_Work required_. Output the full listing word for word.
= = = = = = =
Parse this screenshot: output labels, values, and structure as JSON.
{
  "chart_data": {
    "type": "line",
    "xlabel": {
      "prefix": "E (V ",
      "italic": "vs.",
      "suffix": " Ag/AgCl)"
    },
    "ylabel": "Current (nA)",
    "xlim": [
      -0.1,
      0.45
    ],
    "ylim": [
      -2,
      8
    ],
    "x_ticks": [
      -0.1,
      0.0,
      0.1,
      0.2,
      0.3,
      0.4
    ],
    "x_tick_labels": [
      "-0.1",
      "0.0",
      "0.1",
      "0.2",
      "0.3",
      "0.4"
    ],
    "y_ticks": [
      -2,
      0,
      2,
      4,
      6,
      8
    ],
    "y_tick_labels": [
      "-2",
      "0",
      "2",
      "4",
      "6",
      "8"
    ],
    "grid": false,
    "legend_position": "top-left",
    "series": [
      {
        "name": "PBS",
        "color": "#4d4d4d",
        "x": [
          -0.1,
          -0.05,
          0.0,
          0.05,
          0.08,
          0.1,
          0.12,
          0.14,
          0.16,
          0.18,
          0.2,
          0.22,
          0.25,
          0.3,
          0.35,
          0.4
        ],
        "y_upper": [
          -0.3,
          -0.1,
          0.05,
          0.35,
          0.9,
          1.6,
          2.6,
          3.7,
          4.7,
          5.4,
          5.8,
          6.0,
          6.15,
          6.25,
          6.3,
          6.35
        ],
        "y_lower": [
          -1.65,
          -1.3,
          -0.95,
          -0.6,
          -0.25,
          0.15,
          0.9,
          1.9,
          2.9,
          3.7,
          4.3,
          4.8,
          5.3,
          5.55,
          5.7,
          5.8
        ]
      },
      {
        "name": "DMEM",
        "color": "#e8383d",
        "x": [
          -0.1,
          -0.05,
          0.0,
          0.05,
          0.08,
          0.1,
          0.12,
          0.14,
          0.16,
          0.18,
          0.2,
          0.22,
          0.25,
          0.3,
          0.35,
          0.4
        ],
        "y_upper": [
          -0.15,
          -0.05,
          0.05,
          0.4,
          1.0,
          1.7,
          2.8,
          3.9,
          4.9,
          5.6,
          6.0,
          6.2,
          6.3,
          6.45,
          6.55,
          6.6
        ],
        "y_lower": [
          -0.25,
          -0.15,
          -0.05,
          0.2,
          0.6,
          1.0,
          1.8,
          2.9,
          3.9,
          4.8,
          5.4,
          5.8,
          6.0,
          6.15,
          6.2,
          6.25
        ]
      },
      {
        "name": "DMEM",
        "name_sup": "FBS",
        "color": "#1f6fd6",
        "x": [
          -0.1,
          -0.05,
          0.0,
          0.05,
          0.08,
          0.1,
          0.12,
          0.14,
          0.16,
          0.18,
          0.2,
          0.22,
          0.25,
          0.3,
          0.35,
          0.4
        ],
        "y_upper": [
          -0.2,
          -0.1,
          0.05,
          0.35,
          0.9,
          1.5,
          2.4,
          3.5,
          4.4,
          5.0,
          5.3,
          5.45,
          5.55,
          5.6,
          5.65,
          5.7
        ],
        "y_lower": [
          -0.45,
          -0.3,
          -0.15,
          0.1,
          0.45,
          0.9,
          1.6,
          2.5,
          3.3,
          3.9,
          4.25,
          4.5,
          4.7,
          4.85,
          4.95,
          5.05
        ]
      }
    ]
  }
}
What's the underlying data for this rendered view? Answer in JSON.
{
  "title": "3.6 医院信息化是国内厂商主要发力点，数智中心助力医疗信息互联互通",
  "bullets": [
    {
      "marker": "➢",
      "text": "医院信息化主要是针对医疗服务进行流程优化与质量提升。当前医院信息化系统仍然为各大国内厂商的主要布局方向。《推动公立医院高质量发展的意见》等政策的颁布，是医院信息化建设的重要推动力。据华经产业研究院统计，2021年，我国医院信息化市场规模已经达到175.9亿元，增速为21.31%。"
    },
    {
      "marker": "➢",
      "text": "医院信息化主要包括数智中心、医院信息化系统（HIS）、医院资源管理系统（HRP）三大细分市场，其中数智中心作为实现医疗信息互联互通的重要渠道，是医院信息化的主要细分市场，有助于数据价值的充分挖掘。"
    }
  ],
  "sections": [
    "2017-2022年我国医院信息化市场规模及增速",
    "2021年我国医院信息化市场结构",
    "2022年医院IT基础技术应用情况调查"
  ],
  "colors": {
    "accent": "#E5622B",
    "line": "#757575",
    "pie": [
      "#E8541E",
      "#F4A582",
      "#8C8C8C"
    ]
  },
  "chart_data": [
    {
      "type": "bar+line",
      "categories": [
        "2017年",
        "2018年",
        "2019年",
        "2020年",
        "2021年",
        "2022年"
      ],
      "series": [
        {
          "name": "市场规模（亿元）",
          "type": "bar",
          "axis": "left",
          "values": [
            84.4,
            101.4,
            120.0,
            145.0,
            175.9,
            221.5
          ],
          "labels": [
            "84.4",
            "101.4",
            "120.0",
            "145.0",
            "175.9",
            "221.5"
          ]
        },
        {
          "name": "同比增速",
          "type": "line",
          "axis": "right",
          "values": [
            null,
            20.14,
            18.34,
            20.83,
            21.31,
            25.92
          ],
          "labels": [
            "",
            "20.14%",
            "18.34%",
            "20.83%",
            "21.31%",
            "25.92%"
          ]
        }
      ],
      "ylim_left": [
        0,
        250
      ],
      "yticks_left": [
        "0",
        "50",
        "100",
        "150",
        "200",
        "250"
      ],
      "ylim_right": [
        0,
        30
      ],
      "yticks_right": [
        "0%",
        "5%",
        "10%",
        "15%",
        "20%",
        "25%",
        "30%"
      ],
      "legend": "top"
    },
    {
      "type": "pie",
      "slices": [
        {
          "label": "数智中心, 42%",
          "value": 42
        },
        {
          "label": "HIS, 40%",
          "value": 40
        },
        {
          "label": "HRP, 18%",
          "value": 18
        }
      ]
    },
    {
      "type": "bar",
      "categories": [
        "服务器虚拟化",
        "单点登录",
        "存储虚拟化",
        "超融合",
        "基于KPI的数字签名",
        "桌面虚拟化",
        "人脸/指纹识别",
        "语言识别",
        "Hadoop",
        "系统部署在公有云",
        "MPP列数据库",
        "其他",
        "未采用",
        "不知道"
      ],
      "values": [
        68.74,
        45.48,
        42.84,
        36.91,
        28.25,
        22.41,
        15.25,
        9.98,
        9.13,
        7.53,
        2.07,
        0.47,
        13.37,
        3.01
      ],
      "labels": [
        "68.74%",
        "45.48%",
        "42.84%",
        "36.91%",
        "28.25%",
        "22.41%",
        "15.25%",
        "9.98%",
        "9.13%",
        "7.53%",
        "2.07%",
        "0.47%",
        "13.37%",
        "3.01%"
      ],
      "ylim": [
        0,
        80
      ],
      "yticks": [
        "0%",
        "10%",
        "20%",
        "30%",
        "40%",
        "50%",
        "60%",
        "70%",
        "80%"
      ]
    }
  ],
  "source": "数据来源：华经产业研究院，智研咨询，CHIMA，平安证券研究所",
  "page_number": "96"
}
= = = = = = =
_Output below_.
Parse this screenshot: output labels, values, and structure as JSON.
{
  "chart_data": {
    "type": "line",
    "xlabel": {
      "prefix": "E (V ",
      "italic": "vs.",
      "suffix": " Ag/AgCl)"
    },
    "ylabel": "Current (nA)",
    "xlim": [
      -0.1,
      0.45
    ],
    "ylim": [
      -2,
      8
    ],
    "x_ticks": [
      -0.1,
      0.0,
      0.1,
      0.2,
      0.3,
      0.4
    ],
    "x_tick_labels": [
      "-0.1",
      "0.0",
      "0.1",
      "0.2",
      "0.3",
      "0.4"
    ],
    "y_ticks": [
      -2,
      0,
      2,
      4,
      6,
      8
    ],
    "y_tick_labels": [
      "-2",
      "0",
      "2",
      "4",
      "6",
      "8"
    ],
    "grid": false,
    "legend_position": "top-left",
    "series": [
      {
        "name": "PBS",
        "color": "#4d4d4d",
        "x": [
          -0.1,
          -0.05,
          0.0,
          0.05,
          0.08,
          0.1,
          0.12,
          0.14,
          0.16,
          0.18,
          0.2,
          0.22,
          0.25,
          0.3,
          0.35,
          0.4
        ],
        "y_upper": [
          -0.3,
          -0.1,
          0.05,
          0.35,
          0.9,
          1.6,
          2.6,
          3.7,
          4.7,
          5.4,
          5.8,
          6.0,
          6.15,
          6.25,
          6.3,
          6.35
        ],
        "y_lower": [
          -1.65,
          -1.3,
          -0.95,
          -0.6,
          -0.25,
          0.15,
          0.9,
          1.9,
          2.9,
          3.7,
          4.3,
          4.8,
          5.3,
          5.55,
          5.7,
          5.8
        ]
      },
      {
        "name": "DMEM",
        "color": "#e8383d",
        "x": [
          -0.1,
          -0.05,
          0.0,
          0.05,
          0.08,
          0.1,
          0.12,
          0.14,
          0.16,
          0.18,
          0.2,
          0.22,
          0.25,
          0.3,
          0.35,
          0.4
        ],
        "y_upper": [
          -0.15,
          -0.05,
          0.05,
          0.4,
          1.0,
          1.7,
          2.8,
          3.9,
          4.9,
          5.6,
          6.0,
          6.2,
          6.3,
          6.45,
          6.55,
          6.6
        ],
        "y_lower": [
          -0.25,
          -0.15,
          -0.05,
          0.2,
          0.6,
          1.0,
          1.8,
          2.9,
          3.9,
          4.8,
          5.4,
          5.8,
          6.0,
          6.15,
          6.2,
          6.25
        ]
      },
      {
        "name": "DMEM",
        "name_sup": "FBS",
        "color": "#1f6fd6",
        "x": [
          -0.1,
          -0.05,
          0.0,
          0.05,
          0.08,
          0.1,
          0.12,
          0.14,
          0.16,
          0.18,
          0.2,
          0.22,
          0.25,
          0.3,
          0.35,
          0.4
        ],
        "y_upper": [
          -0.2,
          -0.1,
          0.05,
          0.35,
          0.9,
          1.5,
          2.4,
          3.5,
          4.4,
          5.0,
          5.3,
          5.45,
          5.55,
          5.6,
          5.65,
          5.7
        ],
        "y_lower": [
          -0.45,
          -0.3,
          -0.15,
          0.1,
          0.45,
          0.9,
          1.6,
          2.5,
          3.3,
          3.9,
          4.25,
          4.5,
          4.7,
          4.85,
          4.95,
          5.05
        ]
      }
    ]
  }
}
What's the underlying data for this rendered view? Answer in JSON.
{
  "title": "3.6 医院信息化是国内厂商主要发力点，数智中心助力医疗信息互联互通",
  "bullets": [
    {
      "marker": "➢",
      "text": "医院信息化主要是针对医疗服务进行流程优化与质量提升。当前医院信息化系统仍然为各大国内厂商的主要布局方向。《推动公立医院高质量发展的意见》等政策的颁布，是医院信息化建设的重要推动力。据华经产业研究院统计，2021年，我国医院信息化市场规模已经达到175.9亿元，增速为21.31%。"
    },
    {
      "marker": "➢",
      "text": "医院信息化主要包括数智中心、医院信息化系统（HIS）、医院资源管理系统（HRP）三大细分市场，其中数智中心作为实现医疗信息互联互通的重要渠道，是医院信息化的主要细分市场，有助于数据价值的充分挖掘。"
    }
  ],
  "sections": [
    "2017-2022年我国医院信息化市场规模及增速",
    "2021年我国医院信息化市场结构",
    "2022年医院IT基础技术应用情况调查"
  ],
  "colors": {
    "accent": "#E5622B",
    "line": "#757575",
    "pie": [
      "#E8541E",
      "#F4A582",
      "#8C8C8C"
    ]
  },
  "chart_data": [
    {
      "type": "bar+line",
      "categories": [
        "2017年",
        "2018年",
        "2019年",
        "2020年",
        "2021年",
        "2022年"
      ],
      "series": [
        {
          "name": "市场规模（亿元）",
          "type": "bar",
          "axis": "left",
          "values": [
            84.4,
            101.4,
            120.0,
            145.0,
            175.9,
            221.5
          ],
          "labels": [
            "84.4",
            "101.4",
            "120.0",
            "145.0",
            "175.9",
            "221.5"
          ]
        },
        {
          "name": "同比增速",
          "type": "line",
          "axis": "right",
          "values": [
            null,
            20.14,
            18.34,
            20.83,
            21.31,
            25.92
          ],
          "labels": [
            "",
            "20.14%",
            "18.34%",
            "20.83%",
            "21.31%",
            "25.92%"
          ]
        }
      ],
      "ylim_left": [
        0,
        250
      ],
      "yticks_left": [
        "0",
        "50",
        "100",
        "150",
        "200",
        "250"
      ],
      "ylim_right": [
        0,
        30
      ],
      "yticks_right": [
        "0%",
        "5%",
        "10%",
        "15%",
        "20%",
        "25%",
        "30%"
      ],
      "legend": "top"
    },
    {
      "type": "pie",
      "slices": [
        {
          "label": "数智中心, 42%",
          "value": 42
        },
        {
          "label": "HIS, 40%",
          "value": 40
        },
        {
          "label": "HRP, 18%",
          "value": 18
        }
      ]
    },
    {
      "type": "bar",
      "categories": [
        "服务器虚拟化",
        "单点登录",
        "存储虚拟化",
        "超融合",
        "基于KPI的数字签名",
        "桌面虚拟化",
        "人脸/指纹识别",
        "语言识别",
        "Hadoop",
        "系统部署在公有云",
        "MPP列数据库",
        "其他",
        "未采用",
        "不知道"
      ],
      "values": [
        68.74,
        45.48,
        42.84,
        36.91,
        28.25,
        22.41,
        15.25,
        9.98,
        9.13,
        7.53,
        2.07,
        0.47,
        13.37,
        3.01
      ],
      "labels": [
        "68.74%",
        "45.48%",
        "42.84%",
        "36.91%",
        "28.25%",
        "22.41%",
        "15.25%",
        "9.98%",
        "9.13%",
        "7.53%",
        "2.07%",
        "0.47%",
        "13.37%",
        "3.01%"
      ],
      "ylim": [
        0,
        80
      ],
      "yticks": [
        "0%",
        "10%",
        "20%",
        "30%",
        "40%",
        "50%",
        "60%",
        "70%",
        "80%"
      ]
    }
  ],
  "source": "数据来源：华经产业研究院，智研咨询，CHIMA，平安证券研究所",
  "page_number": "96"
}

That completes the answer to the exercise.